» **WORK ORDER**
Where the string "geschossen" occurs in a line of the data below, that line should be copied.

= Beginning of Section =

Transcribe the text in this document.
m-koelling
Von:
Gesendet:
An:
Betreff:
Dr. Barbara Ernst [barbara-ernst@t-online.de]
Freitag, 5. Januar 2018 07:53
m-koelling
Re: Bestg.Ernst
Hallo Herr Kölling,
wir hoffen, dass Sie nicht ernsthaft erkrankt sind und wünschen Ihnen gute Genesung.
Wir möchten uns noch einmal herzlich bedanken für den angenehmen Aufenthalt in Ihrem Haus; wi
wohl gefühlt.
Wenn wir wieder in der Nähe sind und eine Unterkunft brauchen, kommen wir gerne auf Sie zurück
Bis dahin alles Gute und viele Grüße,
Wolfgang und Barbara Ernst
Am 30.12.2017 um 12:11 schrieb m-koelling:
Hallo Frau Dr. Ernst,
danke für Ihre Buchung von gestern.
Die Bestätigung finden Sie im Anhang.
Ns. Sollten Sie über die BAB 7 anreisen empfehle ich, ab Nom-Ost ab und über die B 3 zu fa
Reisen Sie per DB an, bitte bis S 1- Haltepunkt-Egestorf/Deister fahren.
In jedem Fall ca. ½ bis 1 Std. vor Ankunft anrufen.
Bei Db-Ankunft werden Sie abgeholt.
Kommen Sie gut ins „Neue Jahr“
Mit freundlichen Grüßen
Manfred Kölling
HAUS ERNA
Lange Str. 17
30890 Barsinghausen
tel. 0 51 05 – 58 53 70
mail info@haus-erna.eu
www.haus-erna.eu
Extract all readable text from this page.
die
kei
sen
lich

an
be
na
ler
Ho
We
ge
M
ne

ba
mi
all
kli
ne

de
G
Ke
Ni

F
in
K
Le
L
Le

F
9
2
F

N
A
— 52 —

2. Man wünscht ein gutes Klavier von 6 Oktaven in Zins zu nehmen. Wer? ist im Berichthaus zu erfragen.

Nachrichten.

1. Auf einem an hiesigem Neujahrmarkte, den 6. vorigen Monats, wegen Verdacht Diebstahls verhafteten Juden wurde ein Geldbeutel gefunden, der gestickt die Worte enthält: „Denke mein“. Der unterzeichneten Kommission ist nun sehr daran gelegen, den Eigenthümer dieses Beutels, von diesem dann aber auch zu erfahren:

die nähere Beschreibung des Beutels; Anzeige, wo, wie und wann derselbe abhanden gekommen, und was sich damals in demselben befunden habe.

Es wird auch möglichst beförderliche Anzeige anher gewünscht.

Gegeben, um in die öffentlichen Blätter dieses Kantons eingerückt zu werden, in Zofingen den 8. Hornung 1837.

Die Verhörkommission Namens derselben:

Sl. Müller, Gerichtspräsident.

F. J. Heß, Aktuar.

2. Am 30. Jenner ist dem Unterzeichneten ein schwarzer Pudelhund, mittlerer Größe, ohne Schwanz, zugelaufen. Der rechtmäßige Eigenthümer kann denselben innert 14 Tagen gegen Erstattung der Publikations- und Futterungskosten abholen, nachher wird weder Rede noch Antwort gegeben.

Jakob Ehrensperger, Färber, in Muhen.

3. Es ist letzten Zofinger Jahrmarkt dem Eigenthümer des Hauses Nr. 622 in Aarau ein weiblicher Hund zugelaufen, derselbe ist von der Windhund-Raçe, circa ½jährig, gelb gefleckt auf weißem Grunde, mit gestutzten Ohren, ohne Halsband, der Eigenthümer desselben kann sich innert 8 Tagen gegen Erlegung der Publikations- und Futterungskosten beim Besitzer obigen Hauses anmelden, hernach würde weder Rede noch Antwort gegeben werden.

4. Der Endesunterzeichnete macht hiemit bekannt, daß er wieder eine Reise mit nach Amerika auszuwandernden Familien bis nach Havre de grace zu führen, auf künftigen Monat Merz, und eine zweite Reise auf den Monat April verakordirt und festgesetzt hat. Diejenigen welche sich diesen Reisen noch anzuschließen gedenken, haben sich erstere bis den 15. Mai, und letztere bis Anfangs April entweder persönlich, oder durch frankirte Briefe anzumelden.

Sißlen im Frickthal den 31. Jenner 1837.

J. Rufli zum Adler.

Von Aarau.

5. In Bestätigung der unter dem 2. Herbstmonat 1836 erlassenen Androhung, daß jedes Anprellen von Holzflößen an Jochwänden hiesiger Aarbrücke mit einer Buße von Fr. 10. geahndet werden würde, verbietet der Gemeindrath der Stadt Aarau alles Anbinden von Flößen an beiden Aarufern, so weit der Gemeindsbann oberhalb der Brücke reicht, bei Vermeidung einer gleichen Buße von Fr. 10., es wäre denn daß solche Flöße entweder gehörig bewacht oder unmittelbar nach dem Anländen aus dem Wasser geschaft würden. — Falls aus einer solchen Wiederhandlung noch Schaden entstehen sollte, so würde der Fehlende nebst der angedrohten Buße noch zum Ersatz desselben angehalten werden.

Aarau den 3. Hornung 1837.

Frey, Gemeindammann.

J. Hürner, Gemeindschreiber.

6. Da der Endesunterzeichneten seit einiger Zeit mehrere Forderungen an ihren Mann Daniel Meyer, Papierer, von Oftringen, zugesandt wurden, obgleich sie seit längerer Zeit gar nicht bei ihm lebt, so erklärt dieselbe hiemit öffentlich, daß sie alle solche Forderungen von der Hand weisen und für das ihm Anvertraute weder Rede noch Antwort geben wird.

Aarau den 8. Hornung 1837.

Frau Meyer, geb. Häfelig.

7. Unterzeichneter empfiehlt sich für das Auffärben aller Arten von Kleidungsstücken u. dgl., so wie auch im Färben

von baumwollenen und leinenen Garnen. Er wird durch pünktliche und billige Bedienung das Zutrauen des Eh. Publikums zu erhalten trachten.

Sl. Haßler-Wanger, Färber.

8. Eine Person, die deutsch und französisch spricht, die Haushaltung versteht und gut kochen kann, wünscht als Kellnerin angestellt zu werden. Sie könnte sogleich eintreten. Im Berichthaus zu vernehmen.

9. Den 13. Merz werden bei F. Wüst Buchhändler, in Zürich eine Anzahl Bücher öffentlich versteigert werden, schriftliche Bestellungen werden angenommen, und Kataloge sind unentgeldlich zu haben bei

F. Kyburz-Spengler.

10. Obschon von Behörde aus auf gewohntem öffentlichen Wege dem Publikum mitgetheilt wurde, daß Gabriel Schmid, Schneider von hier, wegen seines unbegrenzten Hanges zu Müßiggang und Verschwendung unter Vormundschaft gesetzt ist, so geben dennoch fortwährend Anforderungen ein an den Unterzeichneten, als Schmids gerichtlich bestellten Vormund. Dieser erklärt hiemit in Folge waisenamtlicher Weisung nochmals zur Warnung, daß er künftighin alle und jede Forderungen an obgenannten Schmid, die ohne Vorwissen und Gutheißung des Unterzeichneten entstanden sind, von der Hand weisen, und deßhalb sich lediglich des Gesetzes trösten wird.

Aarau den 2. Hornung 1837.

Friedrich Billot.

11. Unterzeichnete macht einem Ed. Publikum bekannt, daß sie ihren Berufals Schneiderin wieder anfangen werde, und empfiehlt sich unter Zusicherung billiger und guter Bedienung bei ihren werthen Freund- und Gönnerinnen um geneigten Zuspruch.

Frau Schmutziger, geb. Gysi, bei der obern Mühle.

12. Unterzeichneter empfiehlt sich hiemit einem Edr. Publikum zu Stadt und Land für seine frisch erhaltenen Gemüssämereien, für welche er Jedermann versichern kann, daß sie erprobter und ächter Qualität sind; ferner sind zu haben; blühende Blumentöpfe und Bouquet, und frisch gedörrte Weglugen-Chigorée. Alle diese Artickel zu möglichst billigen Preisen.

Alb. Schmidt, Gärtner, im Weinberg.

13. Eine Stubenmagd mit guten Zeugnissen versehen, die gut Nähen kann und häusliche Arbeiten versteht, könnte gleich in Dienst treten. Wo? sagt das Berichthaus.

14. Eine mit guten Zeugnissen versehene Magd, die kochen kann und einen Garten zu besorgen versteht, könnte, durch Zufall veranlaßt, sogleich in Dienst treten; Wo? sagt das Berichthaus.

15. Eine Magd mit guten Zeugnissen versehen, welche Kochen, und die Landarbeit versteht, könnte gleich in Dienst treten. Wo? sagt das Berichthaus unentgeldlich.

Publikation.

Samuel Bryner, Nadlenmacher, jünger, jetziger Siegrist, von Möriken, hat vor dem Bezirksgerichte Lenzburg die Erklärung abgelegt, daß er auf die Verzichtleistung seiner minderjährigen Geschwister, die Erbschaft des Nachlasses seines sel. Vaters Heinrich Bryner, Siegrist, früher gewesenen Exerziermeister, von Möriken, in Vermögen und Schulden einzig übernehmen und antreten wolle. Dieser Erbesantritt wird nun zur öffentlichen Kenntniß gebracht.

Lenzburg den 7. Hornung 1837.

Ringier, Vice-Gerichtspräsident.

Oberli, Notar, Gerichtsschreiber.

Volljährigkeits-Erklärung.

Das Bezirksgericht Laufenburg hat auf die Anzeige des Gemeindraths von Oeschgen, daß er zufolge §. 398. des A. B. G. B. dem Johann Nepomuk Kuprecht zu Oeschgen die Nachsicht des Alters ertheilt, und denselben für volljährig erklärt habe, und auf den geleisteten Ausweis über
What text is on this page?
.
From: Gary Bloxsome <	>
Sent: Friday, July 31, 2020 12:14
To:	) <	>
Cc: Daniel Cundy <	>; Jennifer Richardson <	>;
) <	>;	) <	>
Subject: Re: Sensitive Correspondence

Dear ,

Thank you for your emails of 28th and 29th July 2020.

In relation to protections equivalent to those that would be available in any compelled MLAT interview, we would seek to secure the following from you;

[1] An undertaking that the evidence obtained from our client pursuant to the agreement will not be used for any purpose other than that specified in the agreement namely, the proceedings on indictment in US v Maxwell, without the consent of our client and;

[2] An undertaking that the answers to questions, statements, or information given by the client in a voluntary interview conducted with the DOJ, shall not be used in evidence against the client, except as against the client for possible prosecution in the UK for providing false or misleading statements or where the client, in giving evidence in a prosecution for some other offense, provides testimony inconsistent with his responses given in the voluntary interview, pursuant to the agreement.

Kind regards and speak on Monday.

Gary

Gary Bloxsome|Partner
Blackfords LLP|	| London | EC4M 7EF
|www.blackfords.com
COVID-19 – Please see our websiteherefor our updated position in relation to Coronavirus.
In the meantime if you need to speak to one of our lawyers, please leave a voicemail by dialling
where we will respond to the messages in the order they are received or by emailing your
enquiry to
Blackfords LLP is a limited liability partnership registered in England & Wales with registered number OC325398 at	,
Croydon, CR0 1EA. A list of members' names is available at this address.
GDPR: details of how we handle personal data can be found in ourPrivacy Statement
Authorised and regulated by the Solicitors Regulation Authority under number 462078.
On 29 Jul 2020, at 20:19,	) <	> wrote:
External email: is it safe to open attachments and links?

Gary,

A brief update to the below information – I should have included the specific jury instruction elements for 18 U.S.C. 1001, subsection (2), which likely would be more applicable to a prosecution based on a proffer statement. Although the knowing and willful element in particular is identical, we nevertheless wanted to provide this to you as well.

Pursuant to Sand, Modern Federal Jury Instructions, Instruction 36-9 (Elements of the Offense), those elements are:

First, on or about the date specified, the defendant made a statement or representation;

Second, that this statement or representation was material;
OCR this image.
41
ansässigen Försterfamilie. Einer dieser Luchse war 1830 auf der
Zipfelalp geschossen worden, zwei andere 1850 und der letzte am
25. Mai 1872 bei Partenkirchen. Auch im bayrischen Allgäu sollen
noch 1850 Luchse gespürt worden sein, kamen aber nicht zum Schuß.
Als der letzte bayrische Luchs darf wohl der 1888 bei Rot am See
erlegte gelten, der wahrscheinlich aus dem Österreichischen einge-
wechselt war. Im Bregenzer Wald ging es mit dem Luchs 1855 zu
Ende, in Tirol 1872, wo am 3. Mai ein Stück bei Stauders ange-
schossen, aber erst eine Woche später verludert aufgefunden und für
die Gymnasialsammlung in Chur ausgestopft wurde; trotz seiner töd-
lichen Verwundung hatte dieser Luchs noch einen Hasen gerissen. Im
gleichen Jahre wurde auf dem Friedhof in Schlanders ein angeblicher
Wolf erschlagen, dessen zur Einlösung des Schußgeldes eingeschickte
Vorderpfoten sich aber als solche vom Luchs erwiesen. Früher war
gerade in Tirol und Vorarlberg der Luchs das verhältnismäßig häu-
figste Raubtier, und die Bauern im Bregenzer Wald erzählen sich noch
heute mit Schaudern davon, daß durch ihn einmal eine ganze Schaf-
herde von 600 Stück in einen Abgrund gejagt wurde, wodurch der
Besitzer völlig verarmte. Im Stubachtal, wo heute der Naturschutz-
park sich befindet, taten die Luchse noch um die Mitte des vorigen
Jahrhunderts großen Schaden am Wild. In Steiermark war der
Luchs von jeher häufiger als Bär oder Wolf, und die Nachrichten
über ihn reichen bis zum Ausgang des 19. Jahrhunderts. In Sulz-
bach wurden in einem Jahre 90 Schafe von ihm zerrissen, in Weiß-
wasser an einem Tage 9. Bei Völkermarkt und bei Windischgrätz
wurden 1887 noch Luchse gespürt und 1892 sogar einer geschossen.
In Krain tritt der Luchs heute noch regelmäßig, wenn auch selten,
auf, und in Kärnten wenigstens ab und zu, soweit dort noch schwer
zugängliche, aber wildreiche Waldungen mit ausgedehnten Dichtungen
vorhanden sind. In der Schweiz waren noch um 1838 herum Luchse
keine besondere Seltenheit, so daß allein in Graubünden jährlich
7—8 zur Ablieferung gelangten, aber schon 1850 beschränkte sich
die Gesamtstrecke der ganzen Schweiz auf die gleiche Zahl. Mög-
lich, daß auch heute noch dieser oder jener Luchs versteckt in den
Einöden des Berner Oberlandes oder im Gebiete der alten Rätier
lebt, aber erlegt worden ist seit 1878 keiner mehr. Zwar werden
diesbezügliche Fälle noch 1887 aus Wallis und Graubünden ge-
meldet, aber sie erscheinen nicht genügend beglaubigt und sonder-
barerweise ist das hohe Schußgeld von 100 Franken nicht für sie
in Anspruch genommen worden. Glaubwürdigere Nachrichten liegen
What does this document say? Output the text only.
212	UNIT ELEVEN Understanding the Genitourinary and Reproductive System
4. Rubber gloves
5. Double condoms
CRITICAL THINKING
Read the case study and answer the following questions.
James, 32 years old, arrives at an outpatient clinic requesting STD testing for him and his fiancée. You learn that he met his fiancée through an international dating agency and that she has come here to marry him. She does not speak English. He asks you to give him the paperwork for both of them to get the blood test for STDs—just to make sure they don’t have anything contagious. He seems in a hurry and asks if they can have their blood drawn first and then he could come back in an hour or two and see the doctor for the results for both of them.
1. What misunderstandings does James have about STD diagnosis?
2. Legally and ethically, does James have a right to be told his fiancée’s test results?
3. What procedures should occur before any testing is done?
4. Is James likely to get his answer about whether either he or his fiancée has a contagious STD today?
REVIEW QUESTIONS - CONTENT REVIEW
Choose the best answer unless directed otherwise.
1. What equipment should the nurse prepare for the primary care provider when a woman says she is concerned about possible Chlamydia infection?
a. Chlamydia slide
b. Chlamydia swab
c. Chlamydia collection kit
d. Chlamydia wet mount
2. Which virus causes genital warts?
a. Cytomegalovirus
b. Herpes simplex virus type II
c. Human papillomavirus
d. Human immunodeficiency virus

= End of Section =

» **ANSWER TO THIS EXERCISE**
Zipfelalp geschossen worden, zwei andere 1850 und der letzte am
wurden 1887 noch Luchse gespürt und 1892 sogar einer geschossen.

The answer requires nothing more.